┌──

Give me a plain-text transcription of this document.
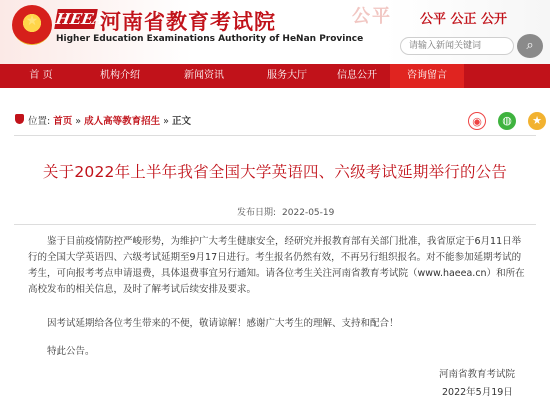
★	HEEA
河南省教育考试院
Higher Education Examinations Authority of HeNan Province
公平 公平 公正 公开
请输入新闻关键词
⌕
首 页	机构介绍	新闻资讯	服务大厅	信息公开	咨询留言
位置: 首页 » 成人高等教育招生 » 正文	◉	◍	★
关于2022年上半年我省全国大学英语四、六级考试延期举行的公告
发布日期: 2022-05-19
鉴于目前疫情防控严峻形势，为维护广大考生健康安全，经研究并报教育部有关部门批准，我省原定于6月11日举行的全国大学英语四、六级考试延期至9月17日进行。考生报名仍然有效，不再另行组织报名。对不能参加延期考试的考生，可向报考考点申请退费，具体退费事宜另行通知。请各位考生关注河南省教育考试院（www.haeea.cn）和所在高校发布的相关信息，及时了解考试后续安排及要求。
因考试延期给各位考生带来的不便，敬请谅解！感谢广大考生的理解、支持和配合！
特此公告。
河南省教育考试院
2022年5月19日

└──

--- Work required ---
Output the lines above in full and exactly as given, omitting any pictures.

--- Final answer ---
Give me a plain-text transcription of this document.
★	HEEA
河南省教育考试院
Higher Education Examinations Authority of HeNan Province
公平 公平 公正 公开
请输入新闻关键词
⌕
首 页	机构介绍	新闻资讯	服务大厅	信息公开	咨询留言
位置: 首页 » 成人高等教育招生 » 正文	◉	◍	★
关于2022年上半年我省全国大学英语四、六级考试延期举行的公告
发布日期: 2022-05-19
鉴于目前疫情防控严峻形势，为维护广大考生健康安全，经研究并报教育部有关部门批准，我省原定于6月11日举行的全国大学英语四、六级考试延期至9月17日进行。考生报名仍然有效，不再另行组织报名。对不能参加延期考试的考生，可向报考考点申请退费，具体退费事宜另行通知。请各位考生关注河南省教育考试院（www.haeea.cn）和所在高校发布的相关信息，及时了解考试后续安排及要求。
因考试延期给各位考生带来的不便，敬请谅解！感谢广大考生的理解、支持和配合！
特此公告。
河南省教育考试院
2022年5月19日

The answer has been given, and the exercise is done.